*TASK DIRECTIONS:* The lines to extract begin at the line that contains "Give me the" and run through the last line of the listing; reproduce them exactly, minus any pictures.
##### RECORDS SUPPLIED
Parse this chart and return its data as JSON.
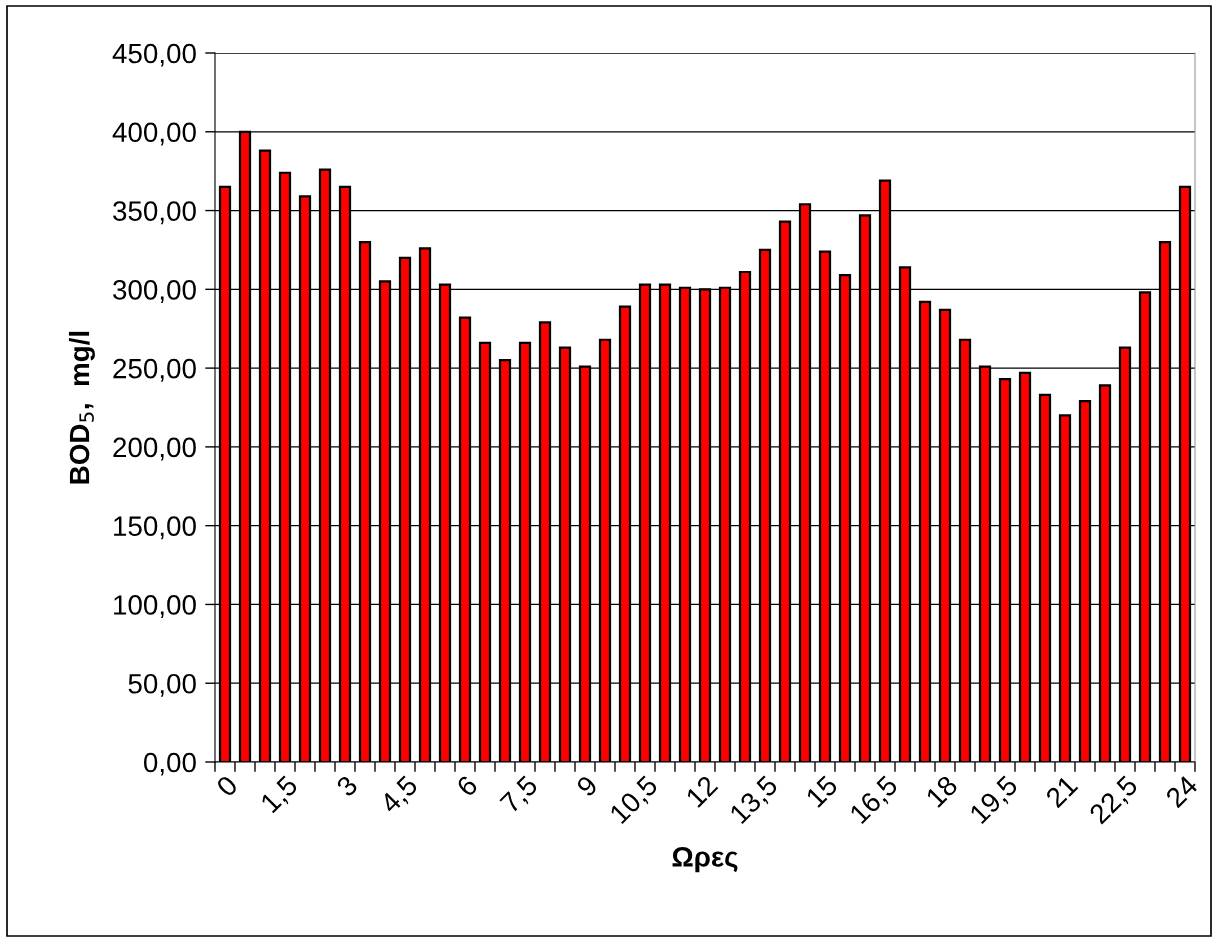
{
  "chart_data": {
    "type": "bar",
    "xlabel": "Ωρες",
    "ylabel": "BOD$_{5}$,  mg/l",
    "categories": [
      "0",
      null,
      null,
      "1,5",
      null,
      null,
      "3",
      null,
      null,
      "4,5",
      null,
      null,
      "6",
      null,
      null,
      "7,5",
      null,
      null,
      "9",
      null,
      null,
      "10,5",
      null,
      null,
      "12",
      null,
      null,
      "13,5",
      null,
      null,
      "15",
      null,
      null,
      "16,5",
      null,
      null,
      "18",
      null,
      null,
      "19,5",
      null,
      null,
      "21",
      null,
      null,
      "22,5",
      null,
      null,
      "24"
    ],
    "values": [
      365,
      400,
      388,
      374,
      359,
      376,
      365,
      330,
      305,
      320,
      326,
      303,
      282,
      266,
      255,
      266,
      279,
      263,
      251,
      268,
      289,
      303,
      303,
      301,
      300,
      301,
      311,
      325,
      343,
      354,
      324,
      309,
      347,
      369,
      314,
      292,
      287,
      268,
      251,
      243,
      247,
      233,
      220,
      229,
      239,
      263,
      298,
      330,
      365
    ],
    "color": "#ff0000",
    "ylim": [
      0,
      450
    ],
    "yticks": [
      {
        "value": 0,
        "label": "0,00"
      },
      {
        "value": 50,
        "label": "50,00"
      },
      {
        "value": 100,
        "label": "100,00"
      },
      {
        "value": 150,
        "label": "150,00"
      },
      {
        "value": 200,
        "label": "200,00"
      },
      {
        "value": 250,
        "label": "250,00"
      },
      {
        "value": 300,
        "label": "300,00"
      },
      {
        "value": 350,
        "label": "350,00"
      },
      {
        "value": 400,
        "label": "400,00"
      },
      {
        "value": 450,
        "label": "450,00"
      }
    ],
    "grid": "y"
  }
}
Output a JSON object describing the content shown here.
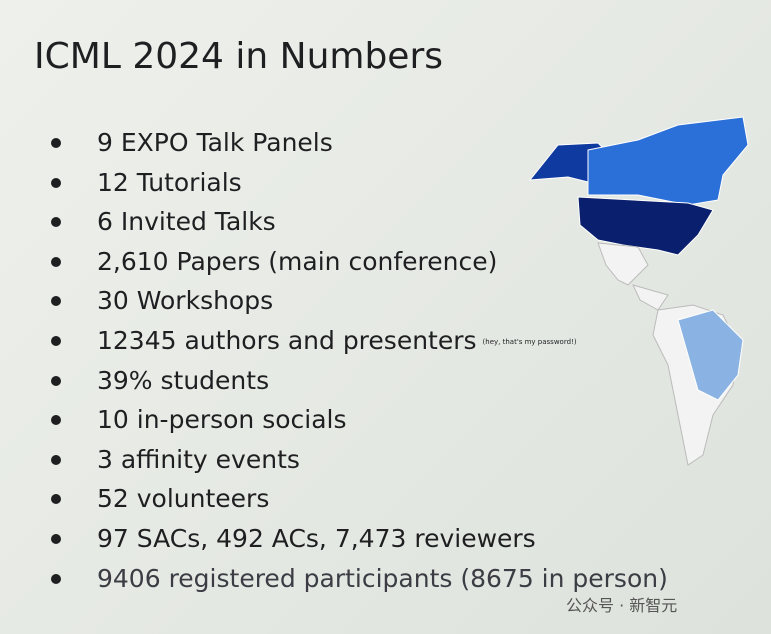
{
  "slide": {
    "title": "ICML 2024 in Numbers",
    "bullets": [
      {
        "text": "9 EXPO Talk Panels"
      },
      {
        "text": "12 Tutorials"
      },
      {
        "text": "6 Invited Talks"
      },
      {
        "text": "2,610 Papers (main conference)"
      },
      {
        "text": "30 Workshops"
      },
      {
        "text": "12345 authors and presenters",
        "note": "(hey, that's my password!)"
      },
      {
        "text": "39% students"
      },
      {
        "text": "10 in-person socials"
      },
      {
        "text": "3 affinity events"
      },
      {
        "text": "52 volunteers"
      },
      {
        "text": "97 SACs, 492 ACs, 7,473 reviewers"
      },
      {
        "text": "9406 registered participants (8675 in person)"
      }
    ]
  },
  "watermark": "公众号 · 新智元"
}
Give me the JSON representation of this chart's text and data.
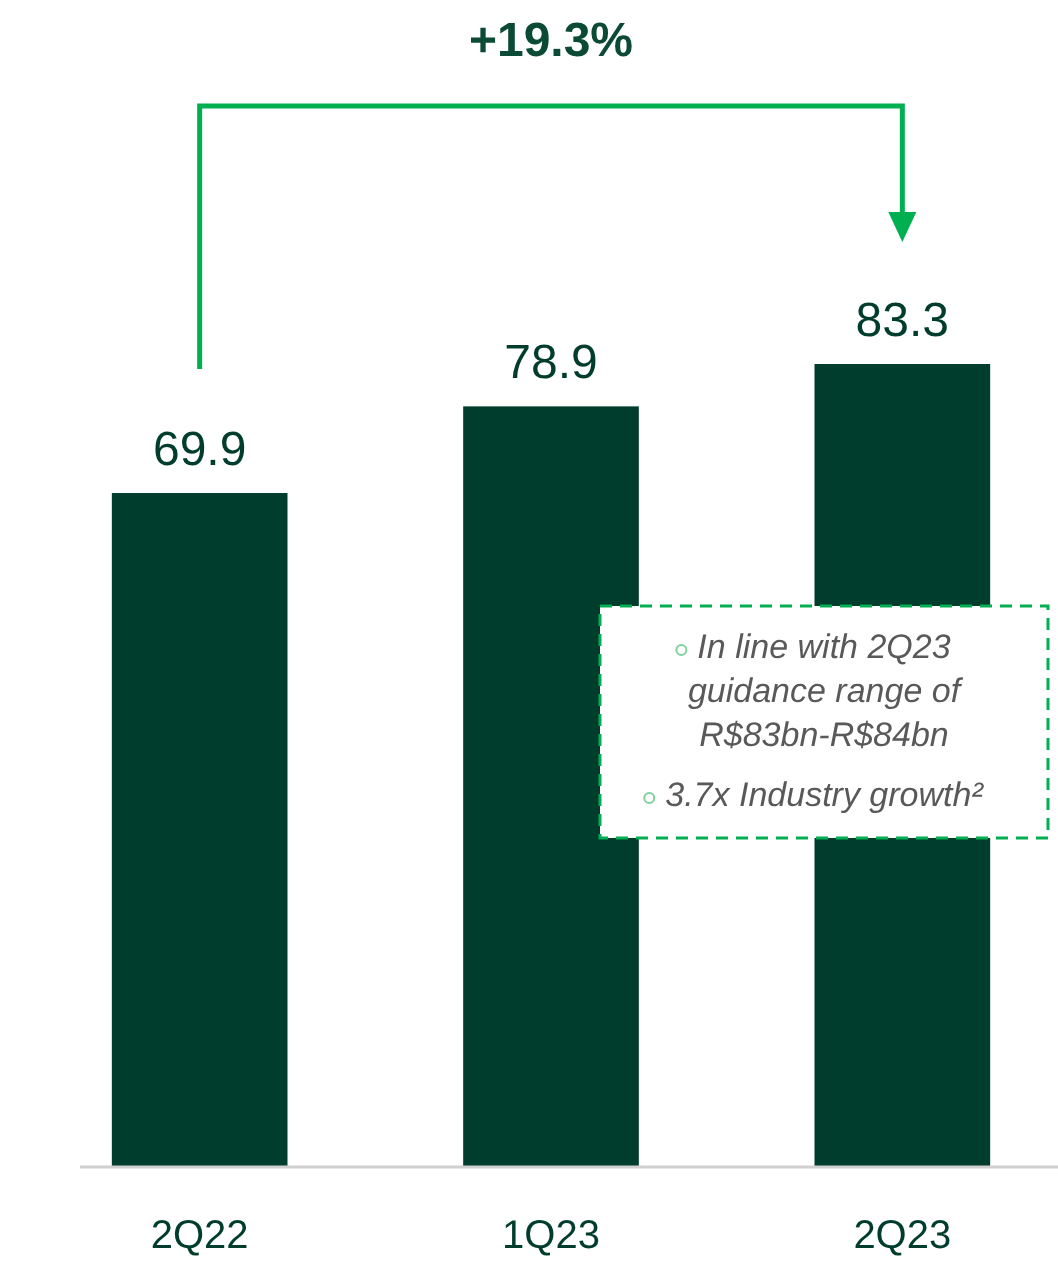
{
  "chart_data": {
    "type": "bar",
    "categories": [
      "2Q22",
      "1Q23",
      "2Q23"
    ],
    "values": [
      69.9,
      78.9,
      83.3
    ],
    "color": "#003d2d",
    "data_labels": true,
    "annotations": [
      "+19.3%",
      "In line with 2Q23 guidance range of R$83bn-R$84bn",
      "3.7x Industry growth²"
    ]
  }
}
##########
*SOLVED EXERCISE:*
Give me the JSON representation of this chart's text and data.
{
  "chart_data": {
    "type": "bar",
    "categories": [
      "2Q22",
      "1Q23",
      "2Q23"
    ],
    "values": [
      69.9,
      78.9,
      83.3
    ],
    "color": "#003d2d",
    "data_labels": true,
    "annotations": [
      "+19.3%",
      "In line with 2Q23 guidance range of R$83bn-R$84bn",
      "3.7x Industry growth²"
    ]
  }
}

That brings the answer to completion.